# Task objective
Skip the pictures. Repeat everything else in the records word for word.

# Dataset records
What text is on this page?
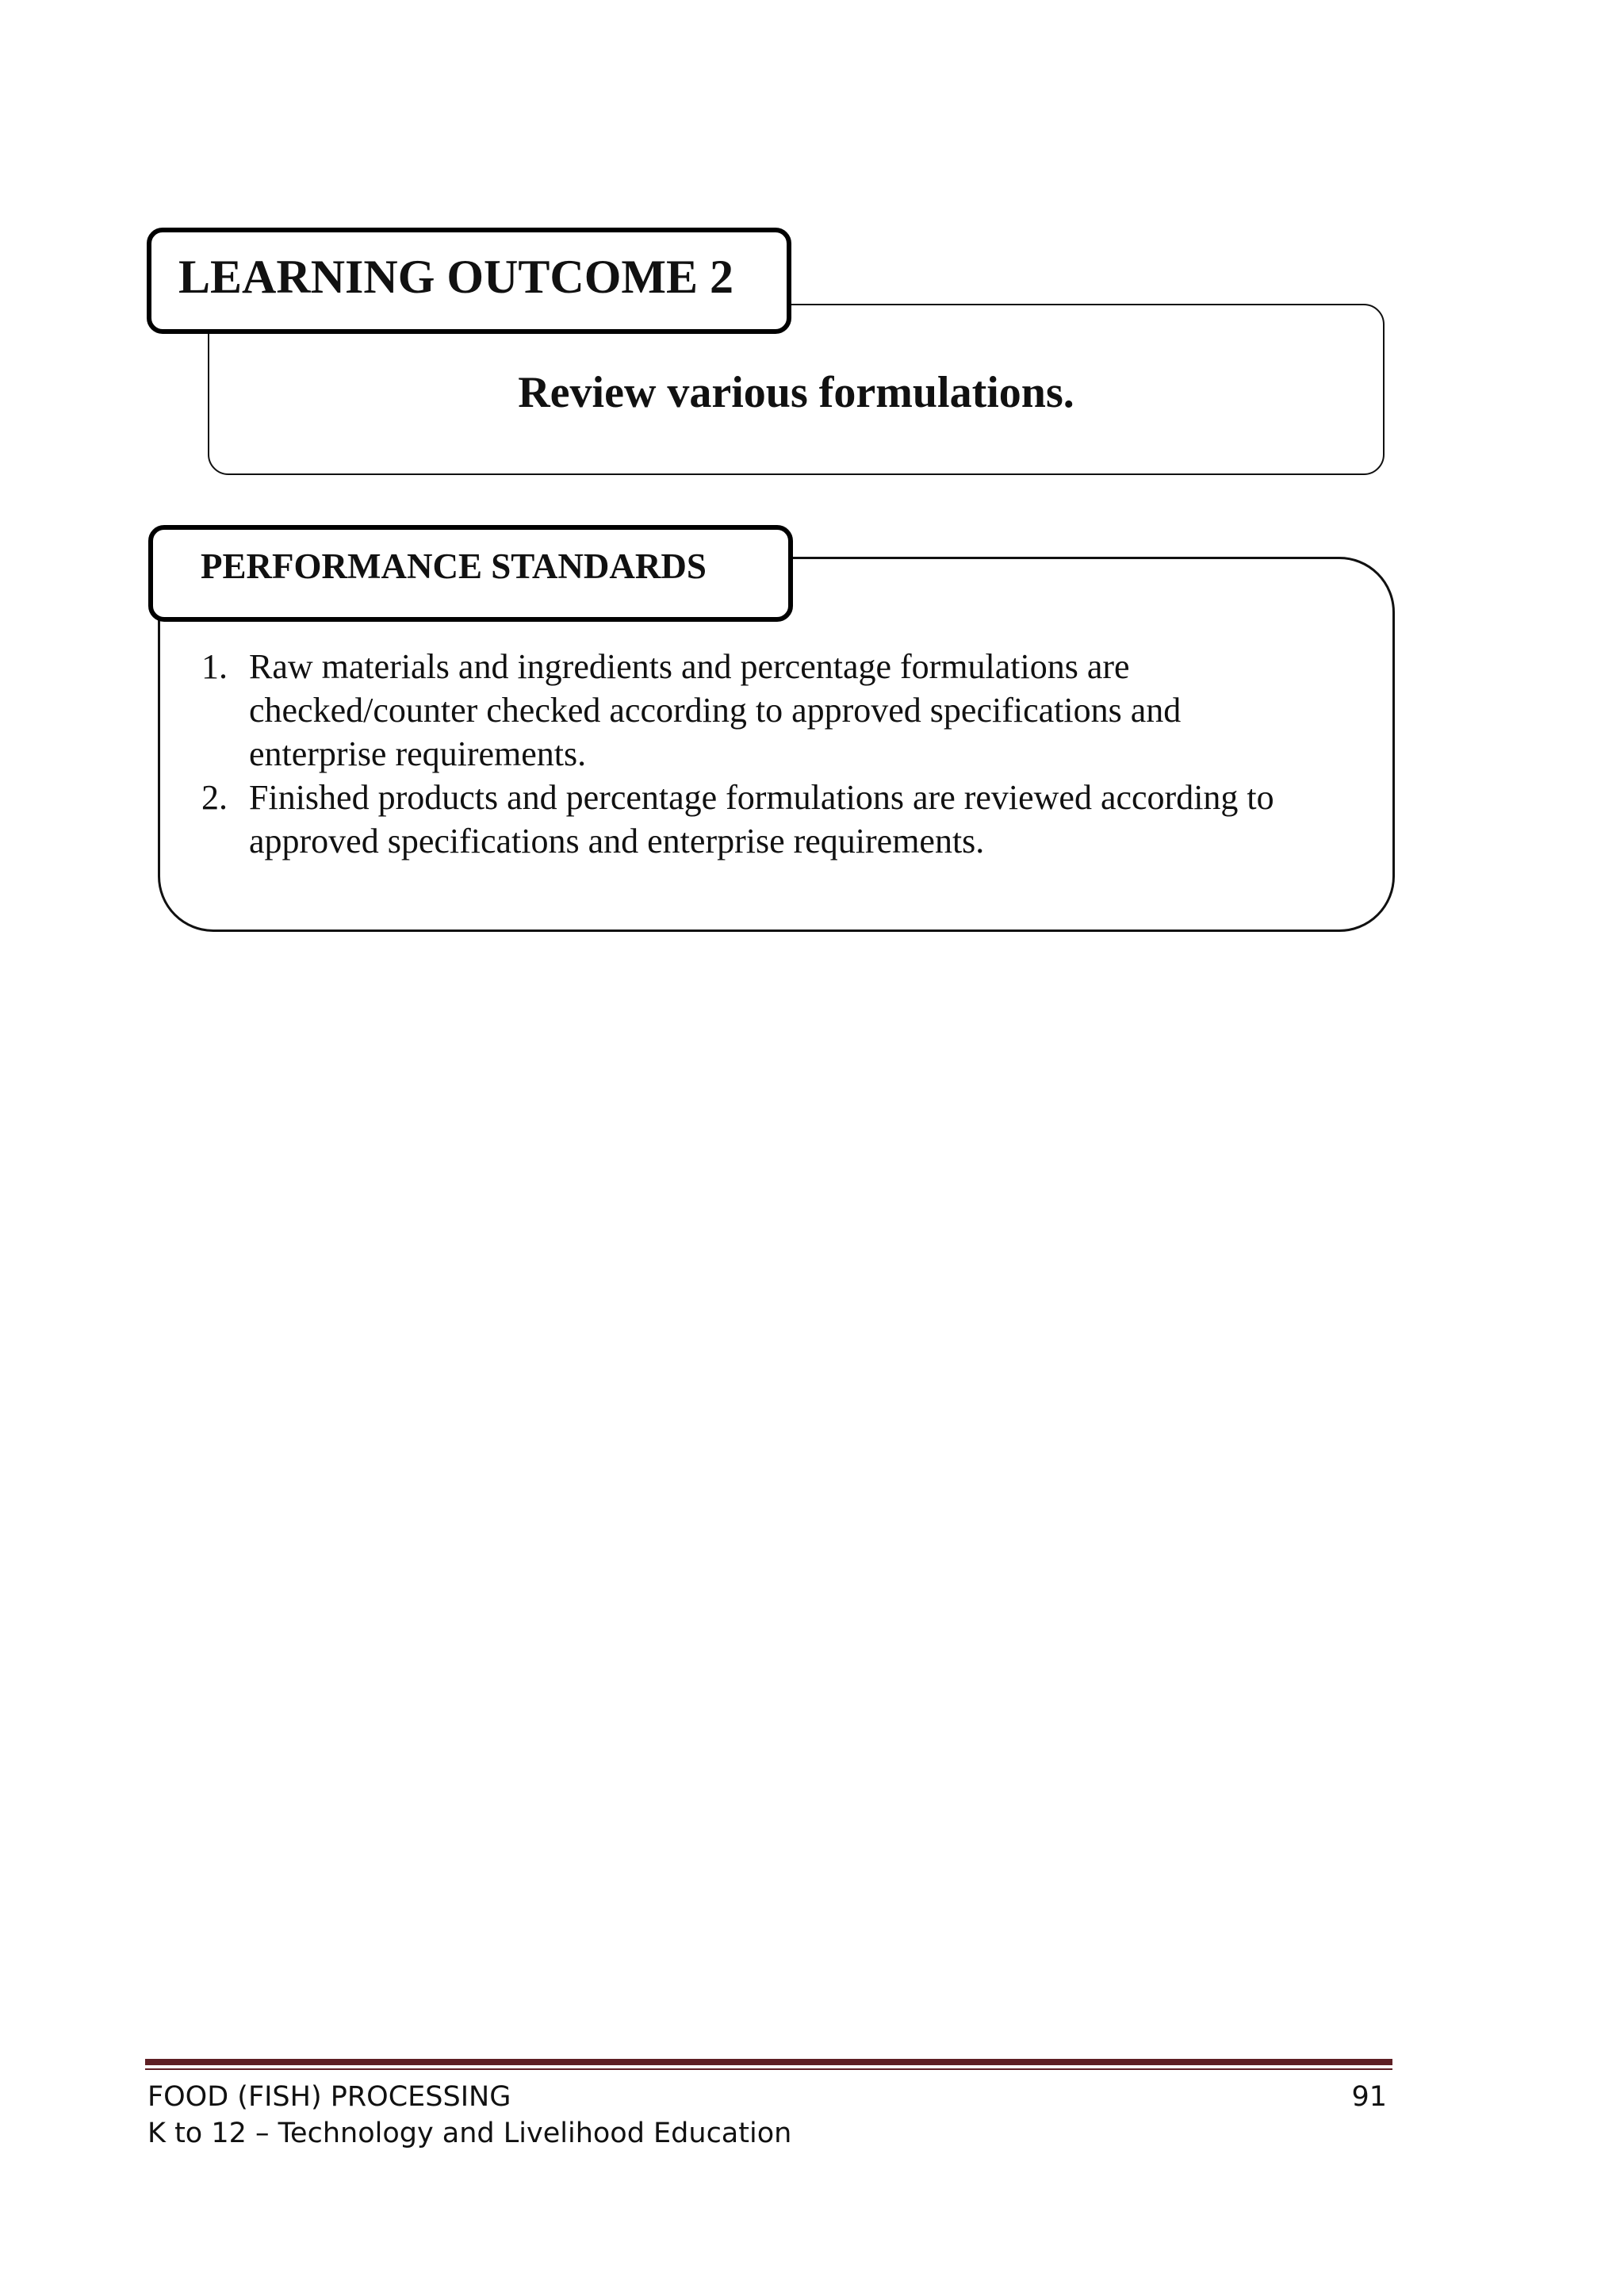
Review various formulations.
LEARNING OUTCOME 2
1. Raw materials and ingredients and percentage formulations are
checked/counter checked according to approved specifications and
enterprise requirements.
2. Finished products and percentage formulations are reviewed according to
approved specifications and enterprise requirements.
PERFORMANCE STANDARDS
FOOD (FISH) PROCESSING
K to 12 – Technology and Livelihood Education
91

# Written answer
What text is on this page?
Review various formulations.
LEARNING OUTCOME 2
1. Raw materials and ingredients and percentage formulations are
checked/counter checked according to approved specifications and
enterprise requirements.
2. Finished products and percentage formulations are reviewed according to
approved specifications and enterprise requirements.
PERFORMANCE STANDARDS
FOOD (FISH) PROCESSING
K to 12 – Technology and Livelihood Education
91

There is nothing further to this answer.